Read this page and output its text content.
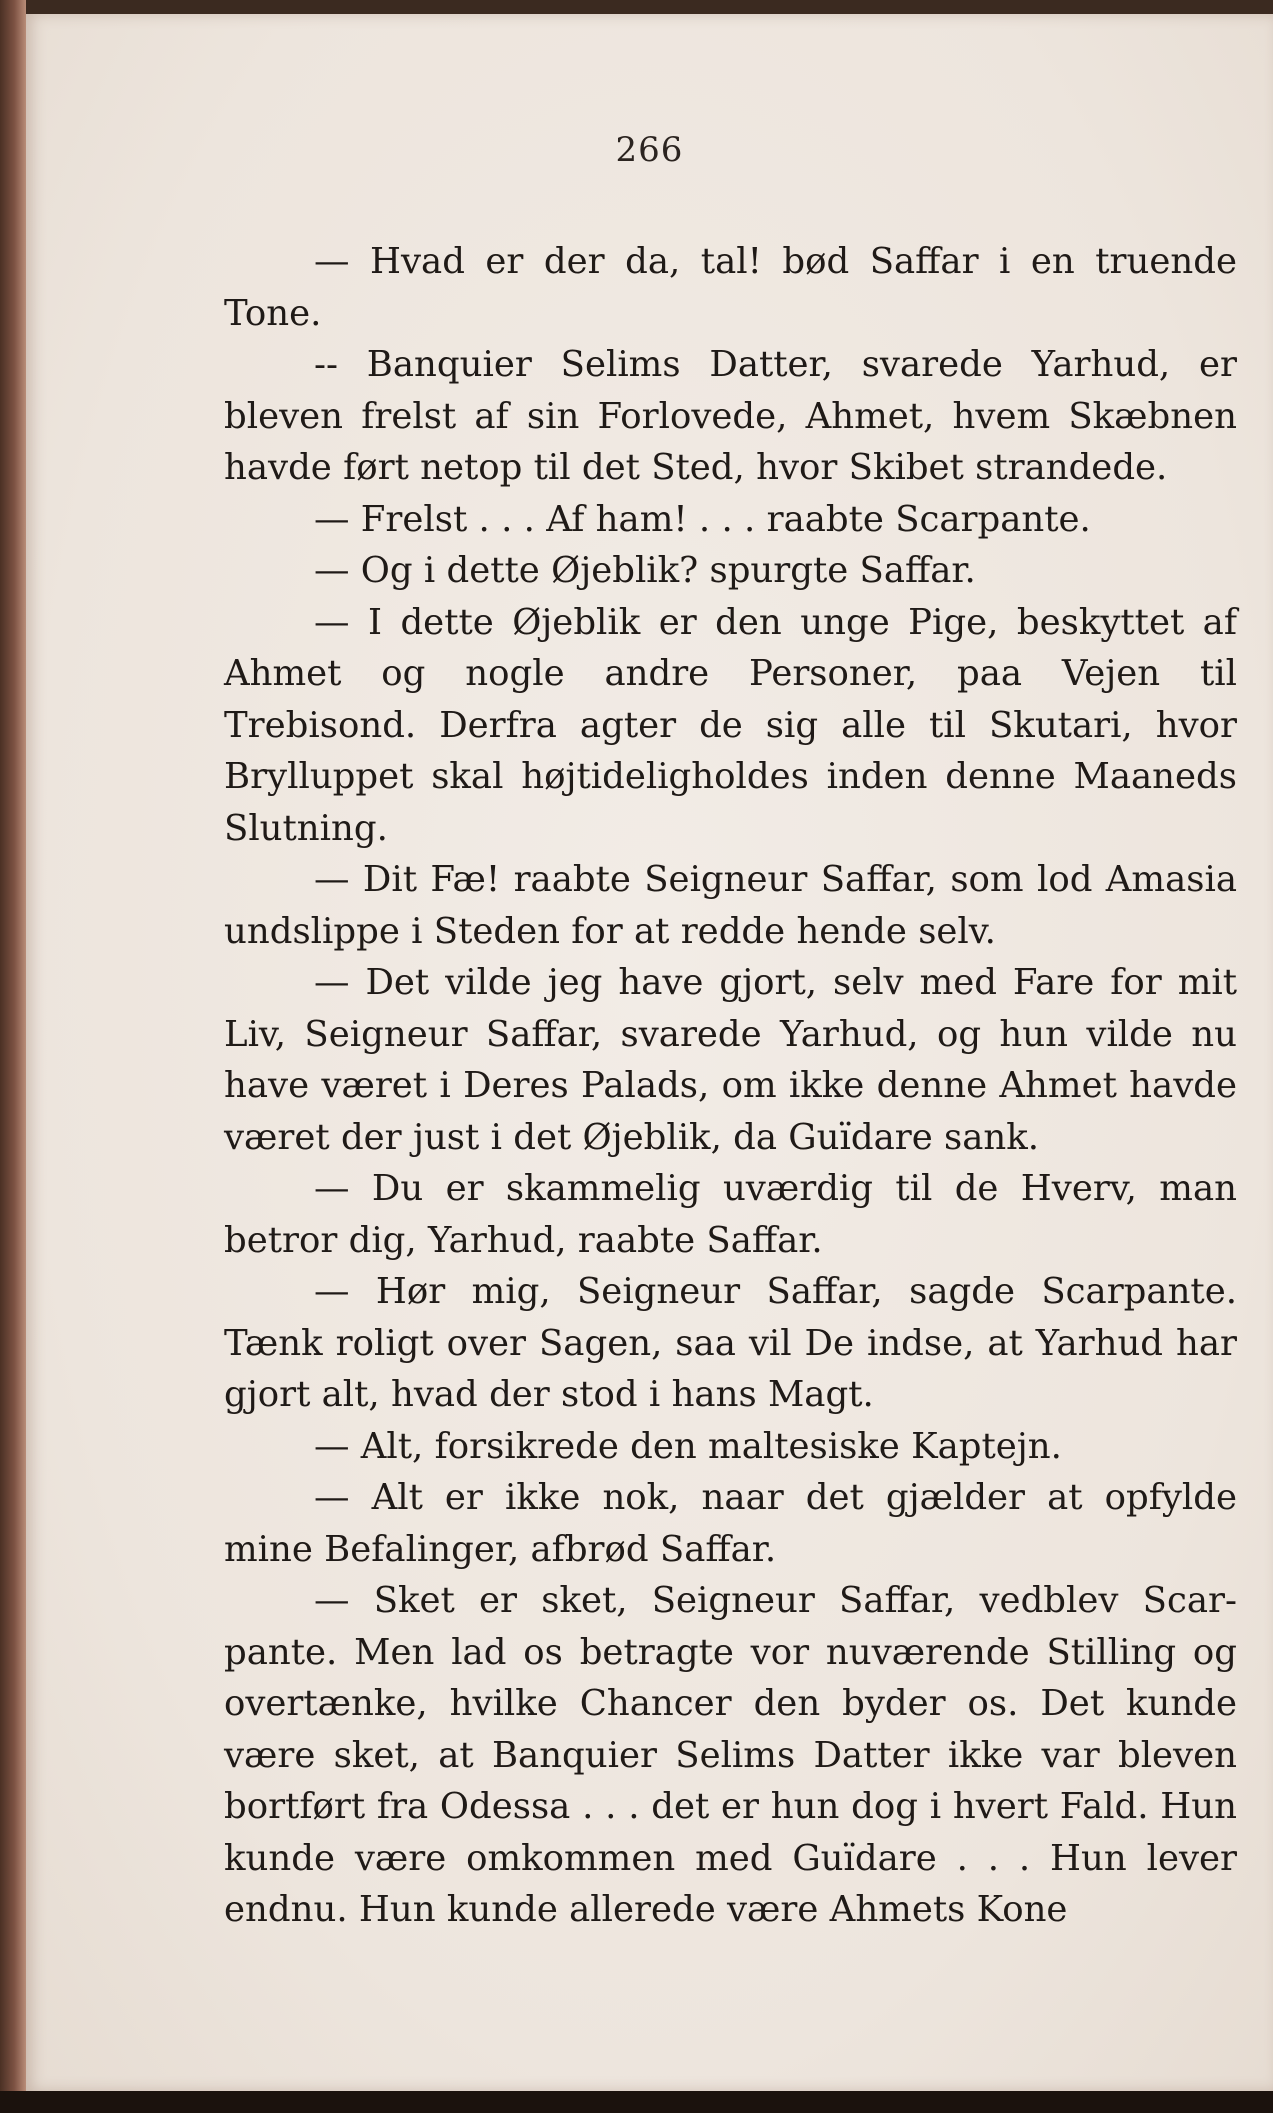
266

— Hvad er der da, tal! bød Saffar i en truende Tone.

-- Banquier Selims Datter, svarede Yarhud, er bleven frelst af sin Forlovede, Ahmet, hvem Skæbnen havde ført netop til det Sted, hvor Skibet strandede.

— Frelst . . . Af ham! . . . raabte Scarpante.

— Og i dette Øjeblik? spurgte Saffar.

— I dette Øjeblik er den unge Pige, beskyttet af Ahmet og nogle andre Personer, paa Vejen til Trebisond. Derfra agter de sig alle til Skutari, hvor Brylluppet skal højtideligholdes inden denne Maaneds Slutning.

— Dit Fæ! raabte Seigneur Saffar, som lod Amasia undslippe i Steden for at redde hende selv.

— Det vilde jeg have gjort, selv med Fare for mit Liv, Seigneur Saffar, svarede Yarhud, og hun vilde nu have været i Deres Palads, om ikke denne Ahmet havde været der just i det Øjeblik, da Guïdare sank.

— Du er skammelig uværdig til de Hverv, man betror dig, Yarhud, raabte Saffar.

— Hør mig, Seigneur Saffar, sagde Scarpante. Tænk roligt over Sagen, saa vil De indse, at Yarhud har gjort alt, hvad der stod i hans Magt.

— Alt, forsikrede den maltesiske Kaptejn.

— Alt er ikke nok, naar det gjælder at opfylde mine Befalinger, afbrød Saffar.

— Sket er sket, Seigneur Saffar, vedblev Scarpante. Men lad os betragte vor nuværende Stilling og overtænke, hvilke Chancer den byder os. Det kunde være sket, at Banquier Selims Datter ikke var bleven bortført fra Odessa . . . det er hun dog i hvert Fald. Hun kunde være omkommen med Guïdare . . . Hun lever endnu. Hun kunde allerede være Ahmets Kone
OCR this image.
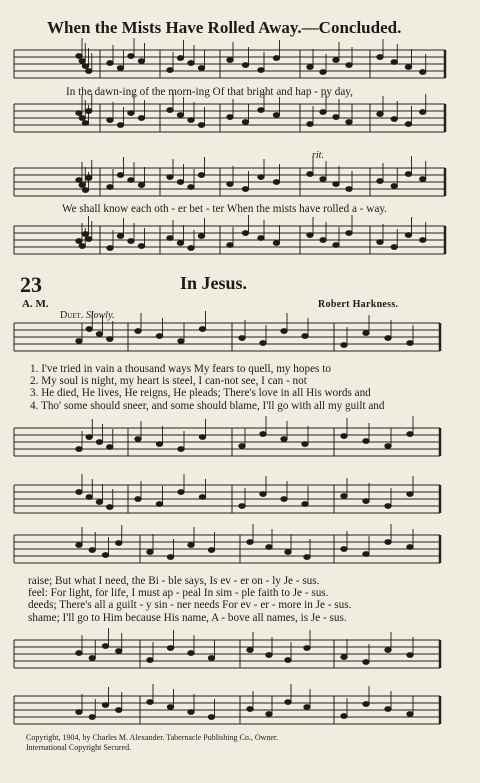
When the Mists Have Rolled Away.—Concluded.
In the dawn-ing of the morn-ing Of that bright and hap - py day,
rit.
We shall know each oth - er bet - ter When the mists have rolled a - way.
23	In Jesus.
A. M.	Robert Harkness.
Duet. Slowly.
1. I've tried in vain a thousand ways My fears to quell, my hopes to
2. My soul is night, my heart is steel, I can-not see, I can - not
3. He died, He lives, He reigns, He pleads; There's love in all His words and
4. Tho' some should sneer, and some should blame, I'll go with all my guilt and
raise; But what I need, the Bi - ble says, Is ev - er on - ly Je - sus.
feel: For light, for life, I must ap - peal In sim - ple faith to Je - sus.
deeds; There's all a guilt - y sin - ner needs For ev - er - more in Je - sus.
shame; I'll go to Him because His name, A - bove all names, is Je - sus.
Copyright, 1904, by Charles M. Alexander. Tabernacle Publishing Co., Owner.
International Copyright Secured.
──────────────────────────────
__What this task involves__
Identify the lines of the entries containing the string "gjort". Copy each such line.

__Full output__
— Det vilde jeg have gjort, selv med Fare for mit Liv, Seigneur Saffar, svarede Yarhud, og hun vilde nu have været i Deres Palads, om ikke denne Ahmet havde været der just i det Øjeblik, da Guïdare sank.
— Hør mig, Seigneur Saffar, sagde Scarpante. Tænk roligt over Sagen, saa vil De indse, at Yarhud har gjort alt, hvad der stod i hans Magt.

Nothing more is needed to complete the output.